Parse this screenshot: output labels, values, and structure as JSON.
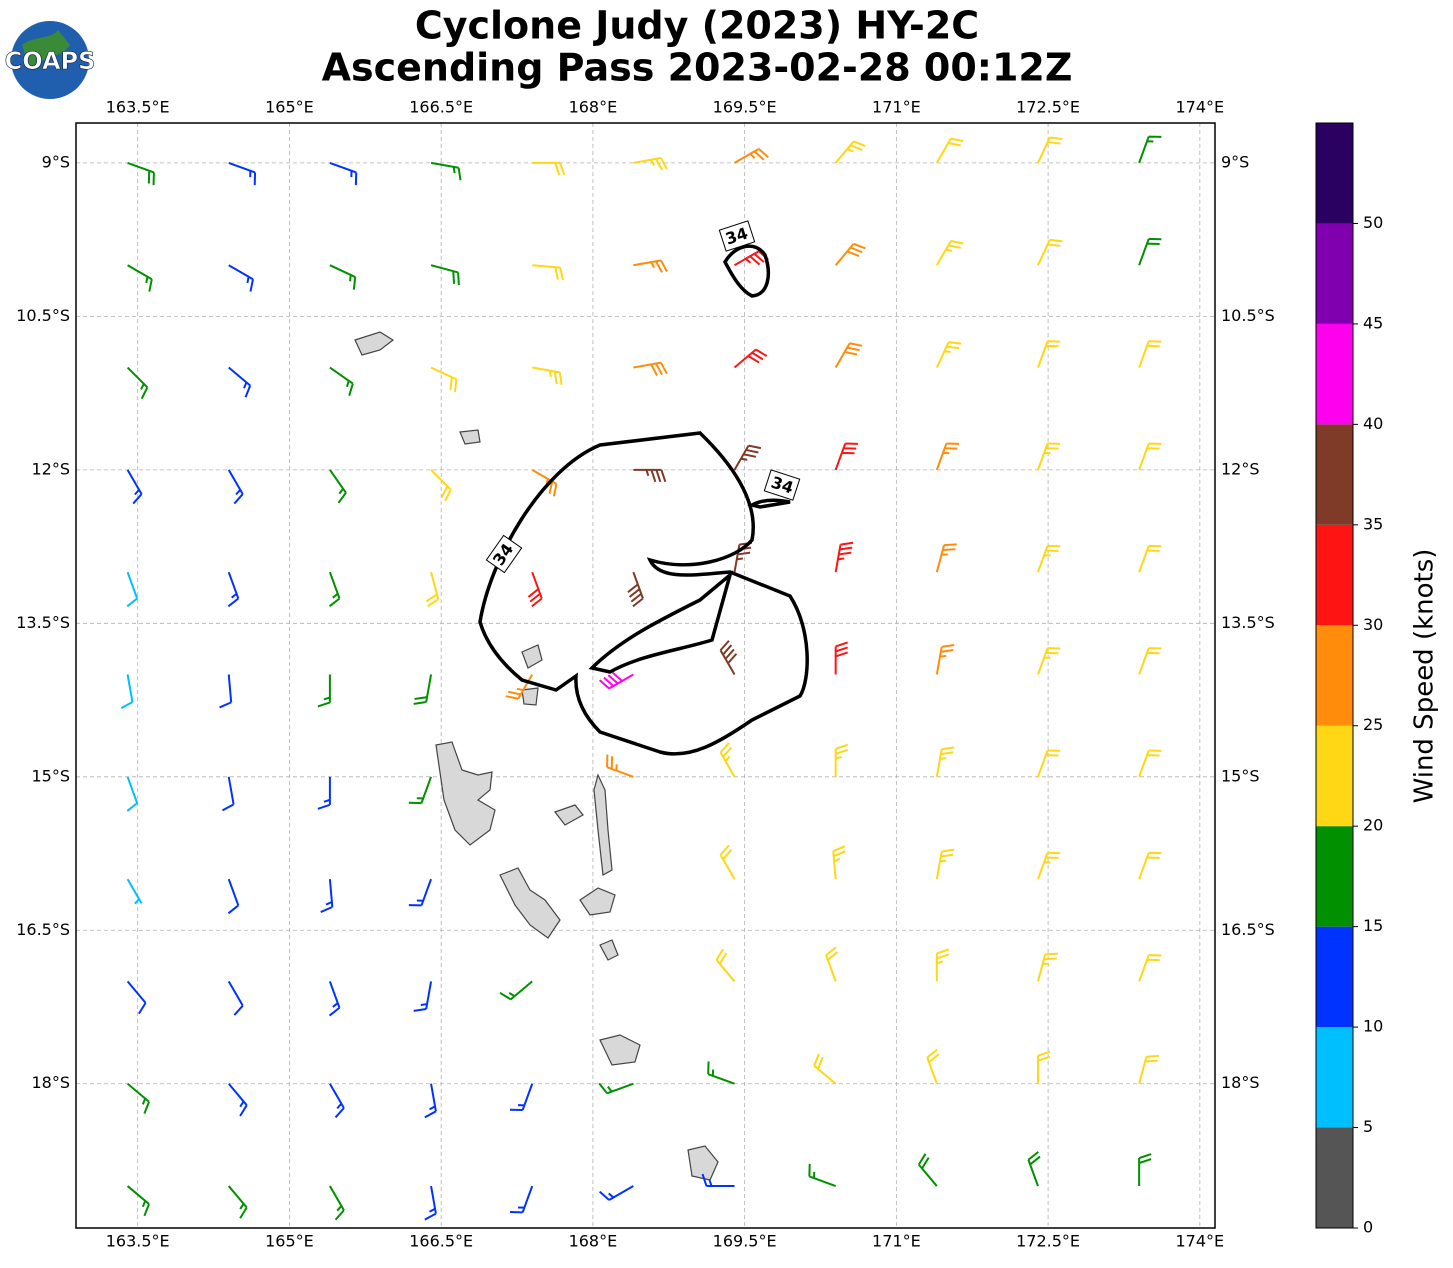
{
  "chart_data": {
    "type": "wind-barbs",
    "title": "Cyclone Judy (2023) HY-2C",
    "subtitle": "Ascending Pass 2023-02-28 00:12Z",
    "logo": "COAPS",
    "xlim": [
      162.89,
      174.15
    ],
    "ylim": [
      -19.41,
      -8.61
    ],
    "xticks": [
      {
        "value": 163.5,
        "label": "163.5°E"
      },
      {
        "value": 165,
        "label": "165°E"
      },
      {
        "value": 166.5,
        "label": "166.5°E"
      },
      {
        "value": 168,
        "label": "168°E"
      },
      {
        "value": 169.5,
        "label": "169.5°E"
      },
      {
        "value": 171,
        "label": "171°E"
      },
      {
        "value": 172.5,
        "label": "172.5°E"
      },
      {
        "value": 174,
        "label": "174°E"
      }
    ],
    "yticks": [
      {
        "value": -9,
        "label": "9°S"
      },
      {
        "value": -10.5,
        "label": "10.5°S"
      },
      {
        "value": -12,
        "label": "12°S"
      },
      {
        "value": -13.5,
        "label": "13.5°S"
      },
      {
        "value": -15,
        "label": "15°S"
      },
      {
        "value": -16.5,
        "label": "16.5°S"
      },
      {
        "value": -18,
        "label": "18°S"
      }
    ],
    "grid": true,
    "contour_label": "34",
    "lons": [
      163.4,
      164.4,
      165.4,
      166.4,
      167.4,
      168.4,
      169.4,
      170.4,
      171.4,
      172.4,
      173.4
    ],
    "lats": [
      -9,
      -10,
      -11,
      -12,
      -13,
      -14,
      -15,
      -16,
      -17,
      -18,
      -19
    ],
    "speeds": [
      [
        18,
        13,
        13,
        17,
        22,
        23,
        27,
        23,
        22,
        21,
        17
      ],
      [
        16,
        14,
        17,
        18,
        22,
        26,
        33,
        28,
        23,
        22,
        19
      ],
      [
        15,
        13,
        17,
        21,
        24,
        28,
        32,
        28,
        24,
        22,
        20
      ],
      [
        13,
        14,
        17,
        22,
        27,
        36,
        37,
        32,
        26,
        23,
        21
      ],
      [
        9,
        13,
        16,
        22,
        30,
        38,
        37,
        33,
        27,
        23,
        22
      ],
      [
        8,
        12,
        15,
        18,
        26,
        42,
        38,
        31,
        26,
        23,
        22
      ],
      [
        8,
        12,
        14,
        16,
        null,
        26,
        24,
        24,
        23,
        22,
        22
      ],
      [
        7,
        11,
        13,
        14,
        null,
        null,
        22,
        23,
        24,
        23,
        22
      ],
      [
        11,
        12,
        13,
        14,
        16,
        null,
        20,
        22,
        23,
        23,
        22
      ],
      [
        15,
        14,
        13,
        13,
        14,
        16,
        17,
        20,
        22,
        22,
        21
      ],
      [
        17,
        16,
        15,
        14,
        13,
        14,
        14,
        16,
        18,
        19,
        18
      ]
    ],
    "directions": [
      [
        110,
        110,
        110,
        100,
        90,
        80,
        60,
        40,
        30,
        25,
        20
      ],
      [
        120,
        120,
        115,
        105,
        95,
        80,
        60,
        40,
        30,
        25,
        20
      ],
      [
        135,
        130,
        125,
        115,
        100,
        80,
        50,
        30,
        25,
        20,
        20
      ],
      [
        150,
        150,
        145,
        135,
        120,
        90,
        30,
        20,
        20,
        20,
        20
      ],
      [
        160,
        160,
        160,
        165,
        160,
        160,
        10,
        10,
        15,
        20,
        20
      ],
      [
        170,
        175,
        180,
        190,
        210,
        240,
        330,
        0,
        10,
        20,
        20
      ],
      [
        160,
        170,
        180,
        200,
        null,
        290,
        330,
        0,
        10,
        20,
        20
      ],
      [
        150,
        160,
        175,
        200,
        null,
        null,
        330,
        355,
        10,
        20,
        20
      ],
      [
        140,
        150,
        160,
        190,
        230,
        null,
        320,
        340,
        0,
        15,
        20
      ],
      [
        130,
        140,
        150,
        170,
        200,
        250,
        290,
        310,
        340,
        0,
        15
      ],
      [
        130,
        140,
        150,
        170,
        200,
        240,
        270,
        290,
        320,
        340,
        0
      ]
    ],
    "colorbar": {
      "label": "Wind Speed (knots)",
      "lim": [
        0,
        55
      ],
      "ticks": [
        0,
        5,
        10,
        15,
        20,
        25,
        30,
        35,
        40,
        45,
        50
      ],
      "colors": [
        "#555555",
        "#00bfff",
        "#0033ff",
        "#009000",
        "#ffd714",
        "#ff8c0a",
        "#ff1414",
        "#7f3a28",
        "#ff00ee",
        "#8000b0",
        "#2a0060"
      ]
    }
  }
}
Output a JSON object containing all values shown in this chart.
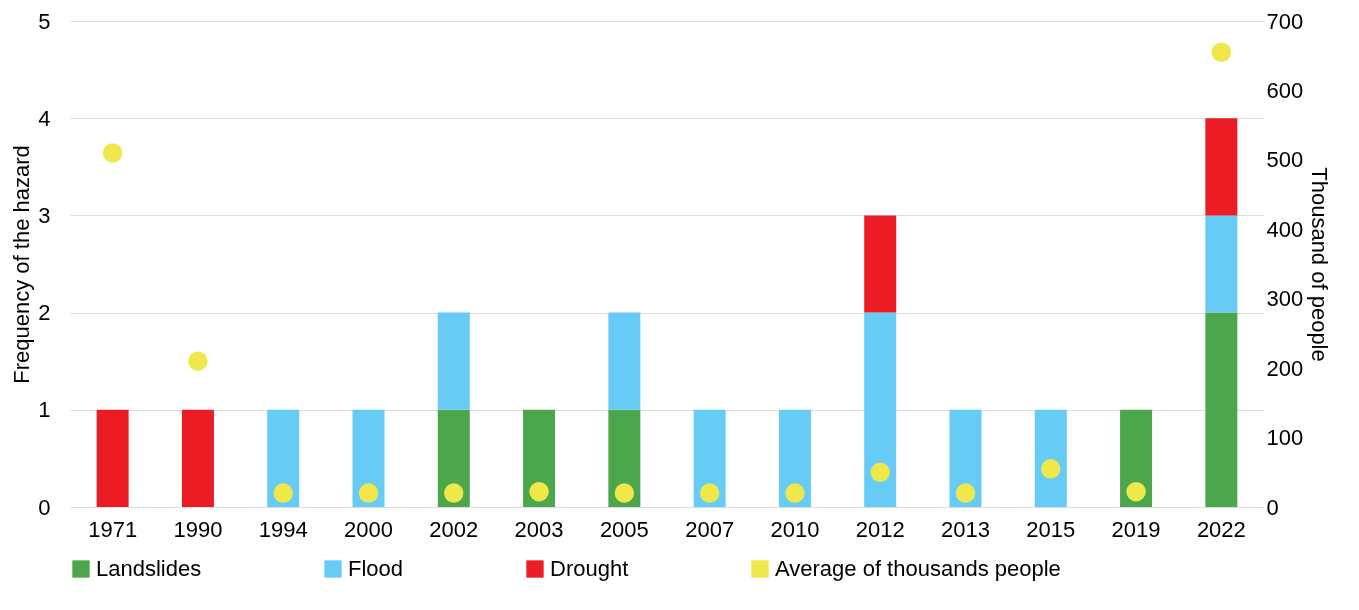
{
  "chart_data": {
    "type": "bar",
    "stacked": true,
    "categories": [
      "1971",
      "1990",
      "1994",
      "2000",
      "2002",
      "2003",
      "2005",
      "2007",
      "2010",
      "2012",
      "2013",
      "2015",
      "2019",
      "2022"
    ],
    "ylabel": "Frequency of the hazard",
    "y2label": "Thousand of people",
    "ylim": [
      0,
      5
    ],
    "yticks": [
      0,
      1,
      2,
      3,
      4,
      5
    ],
    "y2lim": [
      0,
      700
    ],
    "y2ticks": [
      0,
      100,
      200,
      300,
      400,
      500,
      600,
      700
    ],
    "grid": "y",
    "legend": "bottom",
    "series": [
      {
        "name": "Landslides",
        "color": "#4ca64c",
        "values": [
          0,
          0,
          0,
          0,
          1,
          1,
          1,
          0,
          0,
          0,
          0,
          0,
          1,
          2
        ]
      },
      {
        "name": "Flood",
        "color": "#66ccf5",
        "values": [
          0,
          0,
          1,
          1,
          1,
          0,
          1,
          1,
          1,
          2,
          1,
          1,
          0,
          1
        ]
      },
      {
        "name": "Drought",
        "color": "#ec1c24",
        "values": [
          1,
          1,
          0,
          0,
          0,
          0,
          0,
          0,
          0,
          1,
          0,
          0,
          0,
          1
        ]
      },
      {
        "name": "Average of thousands people",
        "type": "scatter",
        "axis": "y2",
        "marker": "circle",
        "color": "#f0e84a",
        "values": [
          510,
          210,
          20,
          20,
          20,
          22,
          20,
          20,
          20,
          50,
          20,
          55,
          22,
          655
        ]
      }
    ]
  }
}
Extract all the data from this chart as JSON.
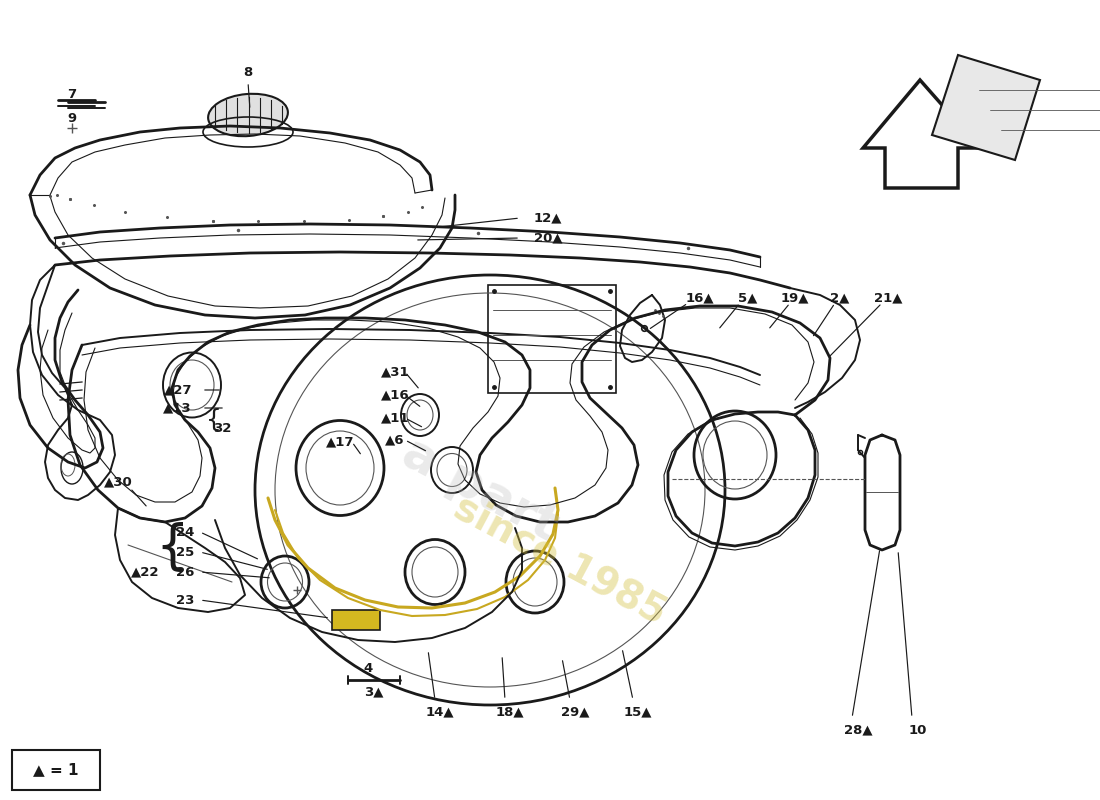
{
  "bg_color": "#ffffff",
  "fig_width": 11.0,
  "fig_height": 8.0,
  "line_color": "#1a1a1a",
  "light_line": "#555555",
  "yellow_line": "#c8a820",
  "label_fs": 9.5,
  "watermark_gray": "#bbbbbb",
  "watermark_yellow": "#d4c040",
  "legend_text": "▲ = 1"
}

──────

• **Task prompt**
Write out the material above once more, exactly as it reads, with no pictures.

• **Written solution**
Parse this screenshot: output labels, values, and structure as JSON.
{
  "chart_data": {
    "type": "wind-barbs",
    "title": "Cyclone Judy (2023) HY-2C",
    "subtitle": "Ascending Pass 2023-02-28 00:12Z",
    "logo": "COAPS",
    "xlim": [
      162.89,
      174.15
    ],
    "ylim": [
      -19.41,
      -8.61
    ],
    "xticks": [
      {
        "value": 163.5,
        "label": "163.5°E"
      },
      {
        "value": 165,
        "label": "165°E"
      },
      {
        "value": 166.5,
        "label": "166.5°E"
      },
      {
        "value": 168,
        "label": "168°E"
      },
      {
        "value": 169.5,
        "label": "169.5°E"
      },
      {
        "value": 171,
        "label": "171°E"
      },
      {
        "value": 172.5,
        "label": "172.5°E"
      },
      {
        "value": 174,
        "label": "174°E"
      }
    ],
    "yticks": [
      {
        "value": -9,
        "label": "9°S"
      },
      {
        "value": -10.5,
        "label": "10.5°S"
      },
      {
        "value": -12,
        "label": "12°S"
      },
      {
        "value": -13.5,
        "label": "13.5°S"
      },
      {
        "value": -15,
        "label": "15°S"
      },
      {
        "value": -16.5,
        "label": "16.5°S"
      },
      {
        "value": -18,
        "label": "18°S"
      }
    ],
    "grid": true,
    "contour_label": "34",
    "lons": [
      163.4,
      164.4,
      165.4,
      166.4,
      167.4,
      168.4,
      169.4,
      170.4,
      171.4,
      172.4,
      173.4
    ],
    "lats": [
      -9,
      -10,
      -11,
      -12,
      -13,
      -14,
      -15,
      -16,
      -17,
      -18,
      -19
    ],
    "speeds": [
      [
        18,
        13,
        13,
        17,
        22,
        23,
        27,
        23,
        22,
        21,
        17
      ],
      [
        16,
        14,
        17,
        18,
        22,
        26,
        33,
        28,
        23,
        22,
        19
      ],
      [
        15,
        13,
        17,
        21,
        24,
        28,
        32,
        28,
        24,
        22,
        20
      ],
      [
        13,
        14,
        17,
        22,
        27,
        36,
        37,
        32,
        26,
        23,
        21
      ],
      [
        9,
        13,
        16,
        22,
        30,
        38,
        37,
        33,
        27,
        23,
        22
      ],
      [
        8,
        12,
        15,
        18,
        26,
        42,
        38,
        31,
        26,
        23,
        22
      ],
      [
        8,
        12,
        14,
        16,
        null,
        26,
        24,
        24,
        23,
        22,
        22
      ],
      [
        7,
        11,
        13,
        14,
        null,
        null,
        22,
        23,
        24,
        23,
        22
      ],
      [
        11,
        12,
        13,
        14,
        16,
        null,
        20,
        22,
        23,
        23,
        22
      ],
      [
        15,
        14,
        13,
        13,
        14,
        16,
        17,
        20,
        22,
        22,
        21
      ],
      [
        17,
        16,
        15,
        14,
        13,
        14,
        14,
        16,
        18,
        19,
        18
      ]
    ],
    "directions": [
      [
        110,
        110,
        110,
        100,
        90,
        80,
        60,
        40,
        30,
        25,
        20
      ],
      [
        120,
        120,
        115,
        105,
        95,
        80,
        60,
        40,
        30,
        25,
        20
      ],
      [
        135,
        130,
        125,
        115,
        100,
        80,
        50,
        30,
        25,
        20,
        20
      ],
      [
        150,
        150,
        145,
        135,
        120,
        90,
        30,
        20,
        20,
        20,
        20
      ],
      [
        160,
        160,
        160,
        165,
        160,
        160,
        10,
        10,
        15,
        20,
        20
      ],
      [
        170,
        175,
        180,
        190,
        210,
        240,
        330,
        0,
        10,
        20,
        20
      ],
      [
        160,
        170,
        180,
        200,
        null,
        290,
        330,
        0,
        10,
        20,
        20
      ],
      [
        150,
        160,
        175,
        200,
        null,
        null,
        330,
        355,
        10,
        20,
        20
      ],
      [
        140,
        150,
        160,
        190,
        230,
        null,
        320,
        340,
        0,
        15,
        20
      ],
      [
        130,
        140,
        150,
        170,
        200,
        250,
        290,
        310,
        340,
        0,
        15
      ],
      [
        130,
        140,
        150,
        170,
        200,
        240,
        270,
        290,
        320,
        340,
        0
      ]
    ],
    "colorbar": {
      "label": "Wind Speed (knots)",
      "lim": [
        0,
        55
      ],
      "ticks": [
        0,
        5,
        10,
        15,
        20,
        25,
        30,
        35,
        40,
        45,
        50
      ],
      "colors": [
        "#555555",
        "#00bfff",
        "#0033ff",
        "#009000",
        "#ffd714",
        "#ff8c0a",
        "#ff1414",
        "#7f3a28",
        "#ff00ee",
        "#8000b0",
        "#2a0060"
      ]
    }
  }
}
Output a JSON object containing all values shown in this chart.
{
  "chart_data": {
    "type": "bar",
    "stacked": true,
    "categories": [
      "1971",
      "1990",
      "1994",
      "2000",
      "2002",
      "2003",
      "2005",
      "2007",
      "2010",
      "2012",
      "2013",
      "2015",
      "2019",
      "2022"
    ],
    "ylabel": "Frequency of the hazard",
    "y2label": "Thousand of people",
    "ylim": [
      0,
      5
    ],
    "yticks": [
      0,
      1,
      2,
      3,
      4,
      5
    ],
    "y2lim": [
      0,
      700
    ],
    "y2ticks": [
      0,
      100,
      200,
      300,
      400,
      500,
      600,
      700
    ],
    "grid": "y",
    "legend": "bottom",
    "series": [
      {
        "name": "Landslides",
        "color": "#4ca64c",
        "values": [
          0,
          0,
          0,
          0,
          1,
          1,
          1,
          0,
          0,
          0,
          0,
          0,
          1,
          2
        ]
      },
      {
        "name": "Flood",
        "color": "#66ccf5",
        "values": [
          0,
          0,
          1,
          1,
          1,
          0,
          1,
          1,
          1,
          2,
          1,
          1,
          0,
          1
        ]
      },
      {
        "name": "Drought",
        "color": "#ec1c24",
        "values": [
          1,
          1,
          0,
          0,
          0,
          0,
          0,
          0,
          0,
          1,
          0,
          0,
          0,
          1
        ]
      },
      {
        "name": "Average of thousands people",
        "type": "scatter",
        "axis": "y2",
        "marker": "circle",
        "color": "#f0e84a",
        "values": [
          510,
          210,
          20,
          20,
          20,
          22,
          20,
          20,
          20,
          50,
          20,
          55,
          22,
          655
        ]
      }
    ]
  }
}
Extract all the data from this chart as JSON.
{
  "bg_color": "#ffffff",
  "fig_width": 11.0,
  "fig_height": 8.0,
  "line_color": "#1a1a1a",
  "light_line": "#555555",
  "yellow_line": "#c8a820",
  "label_fs": 9.5,
  "watermark_gray": "#bbbbbb",
  "watermark_yellow": "#d4c040",
  "legend_text": "▲ = 1"
}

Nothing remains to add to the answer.